* **TO BE DONE**:
Quote the records that follow in full, leaving the pictures out.

----- RECORDS SUPPLIED -----

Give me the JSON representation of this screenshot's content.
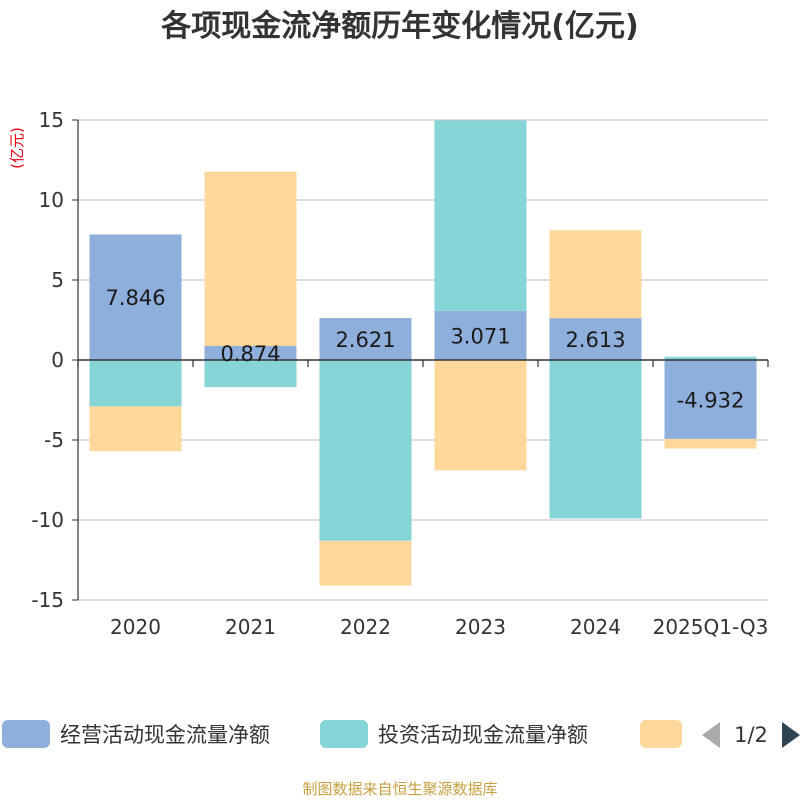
{
  "chart_data": {
    "type": "bar",
    "stacked": true,
    "title": "各项现金流净额历年变化情况(亿元)",
    "ylabel": "(亿元)",
    "ylim": [
      -15,
      15
    ],
    "yticks": [
      15,
      10,
      5,
      0,
      -5,
      -10,
      -15
    ],
    "categories": [
      "2020",
      "2021",
      "2022",
      "2023",
      "2024",
      "2025Q1-Q3"
    ],
    "series": [
      {
        "name": "经营活动现金流量净额",
        "color": "#8eaedb",
        "values": [
          7.846,
          0.874,
          2.621,
          3.071,
          2.613,
          -4.932
        ]
      },
      {
        "name": "投资活动现金流量净额",
        "color": "#85d4d6",
        "values": [
          -2.9,
          -1.7,
          -11.3,
          11.9,
          -9.9,
          0.2
        ]
      },
      {
        "name": "",
        "color": "#fdd89a",
        "values": [
          -2.8,
          10.9,
          -2.8,
          -6.9,
          5.5,
          -0.6
        ]
      }
    ],
    "data_labels": [
      "7.846",
      "0.874",
      "2.621",
      "3.071",
      "2.613",
      "-4.932"
    ],
    "grid": true,
    "legend_position": "bottom",
    "legend_page": "1/2",
    "source": "制图数据来自恒生聚源数据库"
  }
}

-----

* **ANSWER IN FULL**:
Give me the JSON representation of this screenshot's content.
{
  "chart_data": {
    "type": "bar",
    "stacked": true,
    "title": "各项现金流净额历年变化情况(亿元)",
    "ylabel": "(亿元)",
    "ylim": [
      -15,
      15
    ],
    "yticks": [
      15,
      10,
      5,
      0,
      -5,
      -10,
      -15
    ],
    "categories": [
      "2020",
      "2021",
      "2022",
      "2023",
      "2024",
      "2025Q1-Q3"
    ],
    "series": [
      {
        "name": "经营活动现金流量净额",
        "color": "#8eaedb",
        "values": [
          7.846,
          0.874,
          2.621,
          3.071,
          2.613,
          -4.932
        ]
      },
      {
        "name": "投资活动现金流量净额",
        "color": "#85d4d6",
        "values": [
          -2.9,
          -1.7,
          -11.3,
          11.9,
          -9.9,
          0.2
        ]
      },
      {
        "name": "",
        "color": "#fdd89a",
        "values": [
          -2.8,
          10.9,
          -2.8,
          -6.9,
          5.5,
          -0.6
        ]
      }
    ],
    "data_labels": [
      "7.846",
      "0.874",
      "2.621",
      "3.071",
      "2.613",
      "-4.932"
    ],
    "grid": true,
    "legend_position": "bottom",
    "legend_page": "1/2",
    "source": "制图数据来自恒生聚源数据库"
  }
}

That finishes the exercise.